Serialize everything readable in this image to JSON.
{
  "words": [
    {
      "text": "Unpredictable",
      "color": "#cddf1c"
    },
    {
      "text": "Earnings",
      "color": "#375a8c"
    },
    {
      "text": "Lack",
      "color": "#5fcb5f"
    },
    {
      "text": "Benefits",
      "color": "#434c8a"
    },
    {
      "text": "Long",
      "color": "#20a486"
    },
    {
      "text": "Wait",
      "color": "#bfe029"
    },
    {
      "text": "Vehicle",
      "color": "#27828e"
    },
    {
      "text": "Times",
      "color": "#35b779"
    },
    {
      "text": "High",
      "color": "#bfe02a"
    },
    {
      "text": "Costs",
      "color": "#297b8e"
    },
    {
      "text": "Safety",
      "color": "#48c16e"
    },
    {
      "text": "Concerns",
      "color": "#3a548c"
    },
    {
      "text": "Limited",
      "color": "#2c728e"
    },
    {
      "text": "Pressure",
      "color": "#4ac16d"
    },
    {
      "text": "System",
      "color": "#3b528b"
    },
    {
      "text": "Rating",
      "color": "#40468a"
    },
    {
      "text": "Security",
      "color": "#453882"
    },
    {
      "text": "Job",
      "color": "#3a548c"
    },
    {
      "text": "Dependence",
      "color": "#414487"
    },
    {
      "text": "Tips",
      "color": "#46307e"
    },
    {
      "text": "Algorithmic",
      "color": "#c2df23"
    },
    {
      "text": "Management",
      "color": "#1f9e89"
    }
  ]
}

#### REQUIREMENT:
Using the entries above, please restate each one word for word.

#### FULL OUTPUT:
Serialize everything readable in this image to JSON.
{
  "words": [
    {
      "text": "Unpredictable",
      "color": "#cddf1c"
    },
    {
      "text": "Earnings",
      "color": "#375a8c"
    },
    {
      "text": "Lack",
      "color": "#5fcb5f"
    },
    {
      "text": "Benefits",
      "color": "#434c8a"
    },
    {
      "text": "Long",
      "color": "#20a486"
    },
    {
      "text": "Wait",
      "color": "#bfe029"
    },
    {
      "text": "Vehicle",
      "color": "#27828e"
    },
    {
      "text": "Times",
      "color": "#35b779"
    },
    {
      "text": "High",
      "color": "#bfe02a"
    },
    {
      "text": "Costs",
      "color": "#297b8e"
    },
    {
      "text": "Safety",
      "color": "#48c16e"
    },
    {
      "text": "Concerns",
      "color": "#3a548c"
    },
    {
      "text": "Limited",
      "color": "#2c728e"
    },
    {
      "text": "Pressure",
      "color": "#4ac16d"
    },
    {
      "text": "System",
      "color": "#3b528b"
    },
    {
      "text": "Rating",
      "color": "#40468a"
    },
    {
      "text": "Security",
      "color": "#453882"
    },
    {
      "text": "Job",
      "color": "#3a548c"
    },
    {
      "text": "Dependence",
      "color": "#414487"
    },
    {
      "text": "Tips",
      "color": "#46307e"
    },
    {
      "text": "Algorithmic",
      "color": "#c2df23"
    },
    {
      "text": "Management",
      "color": "#1f9e89"
    }
  ]
}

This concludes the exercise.